* [WRITTEN EXERCISE] Each line below that contains "Tequila" counts once; report the total and nothing more.

* [RECORDS SUPPLIED]
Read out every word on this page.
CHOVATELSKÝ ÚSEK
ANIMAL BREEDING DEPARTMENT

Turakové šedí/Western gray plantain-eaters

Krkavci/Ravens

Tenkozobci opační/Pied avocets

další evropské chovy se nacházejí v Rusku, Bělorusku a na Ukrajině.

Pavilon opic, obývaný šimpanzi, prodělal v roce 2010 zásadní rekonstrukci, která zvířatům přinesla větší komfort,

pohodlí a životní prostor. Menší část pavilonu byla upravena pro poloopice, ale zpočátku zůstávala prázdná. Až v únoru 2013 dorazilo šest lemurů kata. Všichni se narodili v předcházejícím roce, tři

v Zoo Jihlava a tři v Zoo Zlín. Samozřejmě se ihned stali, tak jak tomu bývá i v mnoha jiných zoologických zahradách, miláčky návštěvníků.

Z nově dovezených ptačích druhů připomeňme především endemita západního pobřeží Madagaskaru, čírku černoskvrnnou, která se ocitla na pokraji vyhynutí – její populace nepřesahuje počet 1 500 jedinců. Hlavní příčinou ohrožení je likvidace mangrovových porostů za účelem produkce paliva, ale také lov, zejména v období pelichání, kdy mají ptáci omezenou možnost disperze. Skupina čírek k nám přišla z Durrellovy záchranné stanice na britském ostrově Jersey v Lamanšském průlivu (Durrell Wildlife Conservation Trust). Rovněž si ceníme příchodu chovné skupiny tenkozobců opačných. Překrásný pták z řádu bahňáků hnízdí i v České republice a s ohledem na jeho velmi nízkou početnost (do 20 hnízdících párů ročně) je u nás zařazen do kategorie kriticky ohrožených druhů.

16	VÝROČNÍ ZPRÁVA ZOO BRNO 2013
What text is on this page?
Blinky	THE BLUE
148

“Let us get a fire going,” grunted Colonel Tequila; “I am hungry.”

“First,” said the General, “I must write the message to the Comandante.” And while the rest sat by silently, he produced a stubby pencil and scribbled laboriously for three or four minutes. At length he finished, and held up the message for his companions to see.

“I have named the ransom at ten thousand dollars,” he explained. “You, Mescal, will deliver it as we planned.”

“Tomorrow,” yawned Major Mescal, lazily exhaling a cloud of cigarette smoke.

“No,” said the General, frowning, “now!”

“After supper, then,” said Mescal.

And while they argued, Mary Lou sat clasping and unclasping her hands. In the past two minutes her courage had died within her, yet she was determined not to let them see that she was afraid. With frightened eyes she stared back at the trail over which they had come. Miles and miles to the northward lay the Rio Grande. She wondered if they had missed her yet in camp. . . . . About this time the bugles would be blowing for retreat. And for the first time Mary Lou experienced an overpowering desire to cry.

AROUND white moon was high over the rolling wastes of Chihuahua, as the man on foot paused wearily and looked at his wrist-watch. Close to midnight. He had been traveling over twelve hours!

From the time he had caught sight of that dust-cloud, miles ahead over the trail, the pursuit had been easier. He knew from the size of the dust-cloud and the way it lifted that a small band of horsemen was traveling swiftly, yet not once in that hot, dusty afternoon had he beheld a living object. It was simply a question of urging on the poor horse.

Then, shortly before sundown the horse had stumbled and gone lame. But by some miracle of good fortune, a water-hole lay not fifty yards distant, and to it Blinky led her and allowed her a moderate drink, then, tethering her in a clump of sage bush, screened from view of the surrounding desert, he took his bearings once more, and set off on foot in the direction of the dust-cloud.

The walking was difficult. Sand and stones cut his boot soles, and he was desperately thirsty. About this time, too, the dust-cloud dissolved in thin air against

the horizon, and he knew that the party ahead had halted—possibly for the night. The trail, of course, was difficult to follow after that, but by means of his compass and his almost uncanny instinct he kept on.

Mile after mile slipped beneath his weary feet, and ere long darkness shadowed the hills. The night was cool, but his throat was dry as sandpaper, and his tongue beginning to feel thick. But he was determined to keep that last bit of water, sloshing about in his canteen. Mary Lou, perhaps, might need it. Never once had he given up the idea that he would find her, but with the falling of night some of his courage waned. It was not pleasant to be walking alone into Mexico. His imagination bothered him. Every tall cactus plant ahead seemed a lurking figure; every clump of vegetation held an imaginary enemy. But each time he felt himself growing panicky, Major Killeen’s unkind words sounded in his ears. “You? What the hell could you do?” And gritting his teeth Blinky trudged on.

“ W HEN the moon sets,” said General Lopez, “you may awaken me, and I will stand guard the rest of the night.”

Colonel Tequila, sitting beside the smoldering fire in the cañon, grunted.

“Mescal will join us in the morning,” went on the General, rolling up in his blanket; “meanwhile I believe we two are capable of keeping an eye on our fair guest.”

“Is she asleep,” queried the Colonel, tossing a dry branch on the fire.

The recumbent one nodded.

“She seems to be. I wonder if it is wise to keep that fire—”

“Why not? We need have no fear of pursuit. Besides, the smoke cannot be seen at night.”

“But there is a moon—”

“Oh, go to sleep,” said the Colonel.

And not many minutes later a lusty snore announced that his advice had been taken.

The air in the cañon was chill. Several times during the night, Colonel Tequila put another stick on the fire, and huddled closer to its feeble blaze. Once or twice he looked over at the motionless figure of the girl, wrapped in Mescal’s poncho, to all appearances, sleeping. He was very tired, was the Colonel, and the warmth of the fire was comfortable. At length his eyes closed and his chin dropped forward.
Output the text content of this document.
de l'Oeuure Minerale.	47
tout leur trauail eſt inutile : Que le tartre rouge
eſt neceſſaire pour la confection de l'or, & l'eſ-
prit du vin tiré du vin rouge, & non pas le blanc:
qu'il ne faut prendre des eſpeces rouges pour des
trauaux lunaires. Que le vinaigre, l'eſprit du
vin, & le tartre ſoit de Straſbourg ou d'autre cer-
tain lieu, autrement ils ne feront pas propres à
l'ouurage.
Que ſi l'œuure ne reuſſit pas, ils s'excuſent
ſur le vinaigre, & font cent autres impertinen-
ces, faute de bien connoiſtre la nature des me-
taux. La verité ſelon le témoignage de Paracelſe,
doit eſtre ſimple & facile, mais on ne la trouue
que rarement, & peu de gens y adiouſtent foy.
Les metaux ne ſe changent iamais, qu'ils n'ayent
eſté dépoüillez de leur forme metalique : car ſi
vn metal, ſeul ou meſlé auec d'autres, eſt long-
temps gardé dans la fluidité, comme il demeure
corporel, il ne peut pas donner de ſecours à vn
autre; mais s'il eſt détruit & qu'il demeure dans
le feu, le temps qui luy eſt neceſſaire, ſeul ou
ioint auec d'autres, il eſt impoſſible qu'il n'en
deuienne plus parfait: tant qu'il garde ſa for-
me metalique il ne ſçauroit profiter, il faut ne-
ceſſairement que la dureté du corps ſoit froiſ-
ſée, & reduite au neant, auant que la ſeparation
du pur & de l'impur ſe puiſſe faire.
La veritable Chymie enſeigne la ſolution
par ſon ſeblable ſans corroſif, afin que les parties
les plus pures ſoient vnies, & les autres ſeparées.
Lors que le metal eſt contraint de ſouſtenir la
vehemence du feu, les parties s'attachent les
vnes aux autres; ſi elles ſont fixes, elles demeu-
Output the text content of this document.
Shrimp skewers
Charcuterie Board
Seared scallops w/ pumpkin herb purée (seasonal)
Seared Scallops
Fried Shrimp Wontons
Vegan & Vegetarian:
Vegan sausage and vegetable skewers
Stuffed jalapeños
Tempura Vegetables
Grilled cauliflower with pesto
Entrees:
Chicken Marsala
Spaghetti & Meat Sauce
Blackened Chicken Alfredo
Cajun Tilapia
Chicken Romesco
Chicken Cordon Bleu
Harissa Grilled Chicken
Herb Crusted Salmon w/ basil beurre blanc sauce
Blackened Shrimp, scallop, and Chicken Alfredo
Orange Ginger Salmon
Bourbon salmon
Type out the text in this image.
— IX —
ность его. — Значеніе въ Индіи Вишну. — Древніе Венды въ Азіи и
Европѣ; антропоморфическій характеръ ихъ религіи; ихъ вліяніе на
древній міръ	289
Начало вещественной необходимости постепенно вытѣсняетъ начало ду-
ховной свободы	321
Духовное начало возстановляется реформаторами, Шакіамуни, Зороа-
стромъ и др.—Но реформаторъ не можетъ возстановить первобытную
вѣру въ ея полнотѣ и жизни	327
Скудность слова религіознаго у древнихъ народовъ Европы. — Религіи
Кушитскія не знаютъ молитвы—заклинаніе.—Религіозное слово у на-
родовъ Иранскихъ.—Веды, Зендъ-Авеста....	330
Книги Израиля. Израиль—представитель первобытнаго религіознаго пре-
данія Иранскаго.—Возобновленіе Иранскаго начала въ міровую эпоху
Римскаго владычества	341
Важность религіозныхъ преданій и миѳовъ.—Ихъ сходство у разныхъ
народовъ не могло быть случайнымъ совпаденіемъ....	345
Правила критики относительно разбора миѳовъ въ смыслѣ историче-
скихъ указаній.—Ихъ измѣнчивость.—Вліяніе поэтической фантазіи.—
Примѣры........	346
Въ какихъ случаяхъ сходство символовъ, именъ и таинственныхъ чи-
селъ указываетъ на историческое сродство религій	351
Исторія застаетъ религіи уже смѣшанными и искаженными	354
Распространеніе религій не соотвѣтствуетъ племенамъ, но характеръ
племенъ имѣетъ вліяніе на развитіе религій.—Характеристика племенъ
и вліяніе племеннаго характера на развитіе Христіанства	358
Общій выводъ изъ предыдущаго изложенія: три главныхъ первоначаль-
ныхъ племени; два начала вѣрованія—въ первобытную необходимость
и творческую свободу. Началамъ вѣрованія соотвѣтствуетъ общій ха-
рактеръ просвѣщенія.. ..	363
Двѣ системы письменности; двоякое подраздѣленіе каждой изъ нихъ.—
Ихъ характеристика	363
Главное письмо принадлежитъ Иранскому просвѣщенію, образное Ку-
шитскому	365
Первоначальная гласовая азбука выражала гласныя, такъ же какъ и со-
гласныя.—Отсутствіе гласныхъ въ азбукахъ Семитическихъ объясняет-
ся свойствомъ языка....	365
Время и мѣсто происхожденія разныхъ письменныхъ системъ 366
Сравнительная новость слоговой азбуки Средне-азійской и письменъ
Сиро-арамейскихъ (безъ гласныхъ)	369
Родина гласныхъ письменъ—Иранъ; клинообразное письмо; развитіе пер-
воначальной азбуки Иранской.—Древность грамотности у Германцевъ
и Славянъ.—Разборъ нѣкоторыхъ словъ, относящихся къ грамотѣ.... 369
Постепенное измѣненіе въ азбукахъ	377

* [WORKED SOLUTION] 3